Aim of the exercise: Scan the entries below and report only how many lines contain "this".

** Start **

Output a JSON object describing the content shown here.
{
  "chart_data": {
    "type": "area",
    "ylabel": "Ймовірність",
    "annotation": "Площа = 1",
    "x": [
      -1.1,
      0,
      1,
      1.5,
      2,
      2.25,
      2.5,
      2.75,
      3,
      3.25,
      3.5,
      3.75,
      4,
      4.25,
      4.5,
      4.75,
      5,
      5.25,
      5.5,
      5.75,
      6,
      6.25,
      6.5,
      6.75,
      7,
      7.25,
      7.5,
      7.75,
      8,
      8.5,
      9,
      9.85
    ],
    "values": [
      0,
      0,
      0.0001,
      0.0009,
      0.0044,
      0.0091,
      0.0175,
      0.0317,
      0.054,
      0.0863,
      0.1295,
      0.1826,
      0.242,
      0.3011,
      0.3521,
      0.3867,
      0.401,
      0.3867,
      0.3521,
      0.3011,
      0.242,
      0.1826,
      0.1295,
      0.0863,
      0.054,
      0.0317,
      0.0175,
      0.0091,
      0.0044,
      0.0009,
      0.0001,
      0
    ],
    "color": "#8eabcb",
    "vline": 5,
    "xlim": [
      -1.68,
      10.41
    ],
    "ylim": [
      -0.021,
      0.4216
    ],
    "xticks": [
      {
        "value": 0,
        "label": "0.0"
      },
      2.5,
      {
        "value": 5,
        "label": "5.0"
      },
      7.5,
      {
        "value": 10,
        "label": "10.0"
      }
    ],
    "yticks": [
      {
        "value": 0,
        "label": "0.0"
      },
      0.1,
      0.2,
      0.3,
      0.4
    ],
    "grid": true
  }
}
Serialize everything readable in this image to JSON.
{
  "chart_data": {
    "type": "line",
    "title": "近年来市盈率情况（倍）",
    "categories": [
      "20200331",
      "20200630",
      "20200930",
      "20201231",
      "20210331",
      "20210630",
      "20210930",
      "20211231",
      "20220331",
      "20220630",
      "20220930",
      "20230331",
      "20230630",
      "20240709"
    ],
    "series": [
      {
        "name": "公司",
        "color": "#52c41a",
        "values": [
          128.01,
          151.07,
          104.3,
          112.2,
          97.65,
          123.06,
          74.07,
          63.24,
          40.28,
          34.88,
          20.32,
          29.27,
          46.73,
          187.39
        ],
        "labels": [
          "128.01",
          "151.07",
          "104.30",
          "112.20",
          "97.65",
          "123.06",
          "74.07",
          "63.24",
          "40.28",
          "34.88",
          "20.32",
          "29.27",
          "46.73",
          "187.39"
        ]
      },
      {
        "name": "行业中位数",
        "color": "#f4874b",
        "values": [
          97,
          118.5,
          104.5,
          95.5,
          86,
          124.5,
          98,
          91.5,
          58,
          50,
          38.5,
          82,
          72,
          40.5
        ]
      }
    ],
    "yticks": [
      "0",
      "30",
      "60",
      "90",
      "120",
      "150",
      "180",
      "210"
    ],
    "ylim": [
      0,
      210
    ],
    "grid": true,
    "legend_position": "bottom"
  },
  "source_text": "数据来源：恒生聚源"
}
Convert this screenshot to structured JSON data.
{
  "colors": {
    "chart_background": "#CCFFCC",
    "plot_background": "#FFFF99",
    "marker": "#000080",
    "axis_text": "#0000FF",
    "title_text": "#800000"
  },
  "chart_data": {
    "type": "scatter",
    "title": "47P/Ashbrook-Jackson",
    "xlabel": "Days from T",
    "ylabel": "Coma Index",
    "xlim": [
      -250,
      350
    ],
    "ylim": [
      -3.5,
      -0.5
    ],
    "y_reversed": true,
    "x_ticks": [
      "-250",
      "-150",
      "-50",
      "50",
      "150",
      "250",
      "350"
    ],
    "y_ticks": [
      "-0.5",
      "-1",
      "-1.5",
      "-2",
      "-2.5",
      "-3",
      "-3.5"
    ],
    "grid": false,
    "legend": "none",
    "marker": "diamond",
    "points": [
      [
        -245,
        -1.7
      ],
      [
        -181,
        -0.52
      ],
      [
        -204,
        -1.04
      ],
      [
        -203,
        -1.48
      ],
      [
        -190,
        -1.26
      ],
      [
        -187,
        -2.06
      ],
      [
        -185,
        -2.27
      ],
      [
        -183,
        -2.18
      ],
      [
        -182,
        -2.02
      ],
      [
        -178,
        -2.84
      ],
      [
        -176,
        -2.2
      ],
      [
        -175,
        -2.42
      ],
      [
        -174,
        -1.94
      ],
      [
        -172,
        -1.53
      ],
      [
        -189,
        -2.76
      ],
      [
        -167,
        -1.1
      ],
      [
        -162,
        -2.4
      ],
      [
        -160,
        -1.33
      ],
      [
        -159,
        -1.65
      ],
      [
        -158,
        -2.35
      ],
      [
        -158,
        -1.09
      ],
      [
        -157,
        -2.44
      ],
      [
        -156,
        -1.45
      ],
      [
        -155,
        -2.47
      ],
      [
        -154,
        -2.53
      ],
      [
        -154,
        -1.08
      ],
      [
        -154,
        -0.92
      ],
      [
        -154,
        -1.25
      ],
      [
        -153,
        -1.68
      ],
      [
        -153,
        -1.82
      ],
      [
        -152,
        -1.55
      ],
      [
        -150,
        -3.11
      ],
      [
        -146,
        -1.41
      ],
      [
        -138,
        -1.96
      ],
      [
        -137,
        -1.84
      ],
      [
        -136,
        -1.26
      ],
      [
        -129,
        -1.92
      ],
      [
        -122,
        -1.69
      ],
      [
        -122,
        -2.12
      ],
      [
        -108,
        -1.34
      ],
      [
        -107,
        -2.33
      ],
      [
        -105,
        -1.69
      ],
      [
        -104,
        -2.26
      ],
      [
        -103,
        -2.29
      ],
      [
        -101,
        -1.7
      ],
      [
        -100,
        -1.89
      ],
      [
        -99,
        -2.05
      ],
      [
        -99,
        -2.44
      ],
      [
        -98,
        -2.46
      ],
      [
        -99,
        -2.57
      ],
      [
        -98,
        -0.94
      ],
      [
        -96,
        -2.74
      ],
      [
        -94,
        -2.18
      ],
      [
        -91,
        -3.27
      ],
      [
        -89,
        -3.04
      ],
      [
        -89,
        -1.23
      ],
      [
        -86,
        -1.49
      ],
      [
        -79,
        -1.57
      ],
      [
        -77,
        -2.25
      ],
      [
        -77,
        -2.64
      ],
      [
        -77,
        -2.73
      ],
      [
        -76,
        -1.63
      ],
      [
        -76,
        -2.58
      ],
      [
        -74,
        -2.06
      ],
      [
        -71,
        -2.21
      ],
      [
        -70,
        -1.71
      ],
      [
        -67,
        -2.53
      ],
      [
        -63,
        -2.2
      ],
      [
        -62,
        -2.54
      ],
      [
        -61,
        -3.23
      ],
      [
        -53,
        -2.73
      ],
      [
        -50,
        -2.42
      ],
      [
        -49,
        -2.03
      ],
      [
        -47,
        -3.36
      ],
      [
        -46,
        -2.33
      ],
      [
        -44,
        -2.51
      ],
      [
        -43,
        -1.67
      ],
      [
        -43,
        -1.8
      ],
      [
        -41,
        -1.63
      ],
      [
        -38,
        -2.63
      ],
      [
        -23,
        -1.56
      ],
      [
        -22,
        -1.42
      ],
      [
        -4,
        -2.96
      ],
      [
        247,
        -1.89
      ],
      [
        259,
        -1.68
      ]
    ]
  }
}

** End **

Completed exercise: 2